Task objective: Set down the full listing exactly, character for character.

start Records for this exercise

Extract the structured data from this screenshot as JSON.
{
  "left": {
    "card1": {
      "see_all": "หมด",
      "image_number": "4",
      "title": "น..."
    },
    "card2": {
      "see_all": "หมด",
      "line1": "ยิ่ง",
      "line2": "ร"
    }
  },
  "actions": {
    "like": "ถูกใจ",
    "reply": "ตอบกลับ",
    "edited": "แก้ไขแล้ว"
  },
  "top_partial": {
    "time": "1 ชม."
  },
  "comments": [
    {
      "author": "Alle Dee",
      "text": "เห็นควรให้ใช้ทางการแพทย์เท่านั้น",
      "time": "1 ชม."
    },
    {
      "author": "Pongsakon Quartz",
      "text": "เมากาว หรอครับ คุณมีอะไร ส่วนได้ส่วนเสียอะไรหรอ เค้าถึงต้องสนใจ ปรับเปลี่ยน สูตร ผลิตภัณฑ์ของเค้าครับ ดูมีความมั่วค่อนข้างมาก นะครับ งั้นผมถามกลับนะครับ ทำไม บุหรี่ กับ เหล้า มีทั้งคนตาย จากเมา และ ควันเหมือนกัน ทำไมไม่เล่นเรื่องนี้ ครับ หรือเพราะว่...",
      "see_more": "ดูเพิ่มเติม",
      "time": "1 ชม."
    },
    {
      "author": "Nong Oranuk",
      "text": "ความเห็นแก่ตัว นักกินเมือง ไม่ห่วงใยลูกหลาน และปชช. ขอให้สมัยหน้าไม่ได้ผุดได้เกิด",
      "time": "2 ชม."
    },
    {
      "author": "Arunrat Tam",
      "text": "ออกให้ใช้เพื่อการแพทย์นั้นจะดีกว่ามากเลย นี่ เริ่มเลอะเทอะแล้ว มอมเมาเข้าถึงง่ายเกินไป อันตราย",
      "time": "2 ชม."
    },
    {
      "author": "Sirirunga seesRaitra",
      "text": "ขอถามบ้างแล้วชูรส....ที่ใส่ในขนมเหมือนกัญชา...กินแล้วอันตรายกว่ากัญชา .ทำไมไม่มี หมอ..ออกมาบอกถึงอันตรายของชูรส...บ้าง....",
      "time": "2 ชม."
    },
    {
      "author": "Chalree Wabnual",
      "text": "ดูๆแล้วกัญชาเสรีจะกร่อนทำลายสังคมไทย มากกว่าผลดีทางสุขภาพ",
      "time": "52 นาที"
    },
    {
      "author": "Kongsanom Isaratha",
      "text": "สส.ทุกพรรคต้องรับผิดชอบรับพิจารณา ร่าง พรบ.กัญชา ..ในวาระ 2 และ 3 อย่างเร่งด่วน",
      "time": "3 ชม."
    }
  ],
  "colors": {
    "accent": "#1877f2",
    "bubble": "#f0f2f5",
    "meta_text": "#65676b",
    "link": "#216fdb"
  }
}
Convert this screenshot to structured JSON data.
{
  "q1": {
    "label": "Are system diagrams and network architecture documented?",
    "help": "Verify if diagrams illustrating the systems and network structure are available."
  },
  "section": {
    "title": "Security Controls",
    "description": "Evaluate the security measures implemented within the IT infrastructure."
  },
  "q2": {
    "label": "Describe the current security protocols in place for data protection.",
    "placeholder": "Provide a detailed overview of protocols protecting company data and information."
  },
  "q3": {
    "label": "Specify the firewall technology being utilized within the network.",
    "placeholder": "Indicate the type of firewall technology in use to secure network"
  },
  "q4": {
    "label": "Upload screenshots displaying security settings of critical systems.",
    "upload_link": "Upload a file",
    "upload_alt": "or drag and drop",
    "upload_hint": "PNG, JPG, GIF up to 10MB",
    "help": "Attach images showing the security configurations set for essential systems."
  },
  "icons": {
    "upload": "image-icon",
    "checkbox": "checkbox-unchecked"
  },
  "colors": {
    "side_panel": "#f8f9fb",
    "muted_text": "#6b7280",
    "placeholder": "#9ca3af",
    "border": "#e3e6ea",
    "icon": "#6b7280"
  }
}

end Records for this exercise

Result of the task:
Extract the structured data from this screenshot as JSON.
{
  "left": {
    "card1": {
      "see_all": "หมด",
      "image_number": "4",
      "title": "น..."
    },
    "card2": {
      "see_all": "หมด",
      "line1": "ยิ่ง",
      "line2": "ร"
    }
  },
  "actions": {
    "like": "ถูกใจ",
    "reply": "ตอบกลับ",
    "edited": "แก้ไขแล้ว"
  },
  "top_partial": {
    "time": "1 ชม."
  },
  "comments": [
    {
      "author": "Alle Dee",
      "text": "เห็นควรให้ใช้ทางการแพทย์เท่านั้น",
      "time": "1 ชม."
    },
    {
      "author": "Pongsakon Quartz",
      "text": "เมากาว หรอครับ คุณมีอะไร ส่วนได้ส่วนเสียอะไรหรอ เค้าถึงต้องสนใจ ปรับเปลี่ยน สูตร ผลิตภัณฑ์ของเค้าครับ ดูมีความมั่วค่อนข้างมาก นะครับ งั้นผมถามกลับนะครับ ทำไม บุหรี่ กับ เหล้า มีทั้งคนตาย จากเมา และ ควันเหมือนกัน ทำไมไม่เล่นเรื่องนี้ ครับ หรือเพราะว่...",
      "see_more": "ดูเพิ่มเติม",
      "time": "1 ชม."
    },
    {
      "author": "Nong Oranuk",
      "text": "ความเห็นแก่ตัว นักกินเมือง ไม่ห่วงใยลูกหลาน และปชช. ขอให้สมัยหน้าไม่ได้ผุดได้เกิด",
      "time": "2 ชม."
    },
    {
      "author": "Arunrat Tam",
      "text": "ออกให้ใช้เพื่อการแพทย์นั้นจะดีกว่ามากเลย นี่ เริ่มเลอะเทอะแล้ว มอมเมาเข้าถึงง่ายเกินไป อันตราย",
      "time": "2 ชม."
    },
    {
      "author": "Sirirunga seesRaitra",
      "text": "ขอถามบ้างแล้วชูรส....ที่ใส่ในขนมเหมือนกัญชา...กินแล้วอันตรายกว่ากัญชา .ทำไมไม่มี หมอ..ออกมาบอกถึงอันตรายของชูรส...บ้าง....",
      "time": "2 ชม."
    },
    {
      "author": "Chalree Wabnual",
      "text": "ดูๆแล้วกัญชาเสรีจะกร่อนทำลายสังคมไทย มากกว่าผลดีทางสุขภาพ",
      "time": "52 นาที"
    },
    {
      "author": "Kongsanom Isaratha",
      "text": "สส.ทุกพรรคต้องรับผิดชอบรับพิจารณา ร่าง พรบ.กัญชา ..ในวาระ 2 และ 3 อย่างเร่งด่วน",
      "time": "3 ชม."
    }
  ],
  "colors": {
    "accent": "#1877f2",
    "bubble": "#f0f2f5",
    "meta_text": "#65676b",
    "link": "#216fdb"
  }
}
Convert this screenshot to structured JSON data.
{
  "q1": {
    "label": "Are system diagrams and network architecture documented?",
    "help": "Verify if diagrams illustrating the systems and network structure are available."
  },
  "section": {
    "title": "Security Controls",
    "description": "Evaluate the security measures implemented within the IT infrastructure."
  },
  "q2": {
    "label": "Describe the current security protocols in place for data protection.",
    "placeholder": "Provide a detailed overview of protocols protecting company data and information."
  },
  "q3": {
    "label": "Specify the firewall technology being utilized within the network.",
    "placeholder": "Indicate the type of firewall technology in use to secure network"
  },
  "q4": {
    "label": "Upload screenshots displaying security settings of critical systems.",
    "upload_link": "Upload a file",
    "upload_alt": "or drag and drop",
    "upload_hint": "PNG, JPG, GIF up to 10MB",
    "help": "Attach images showing the security configurations set for essential systems."
  },
  "icons": {
    "upload": "image-icon",
    "checkbox": "checkbox-unchecked"
  },
  "colors": {
    "side_panel": "#f8f9fb",
    "muted_text": "#6b7280",
    "placeholder": "#9ca3af",
    "border": "#e3e6ea",
    "icon": "#6b7280"
  }
}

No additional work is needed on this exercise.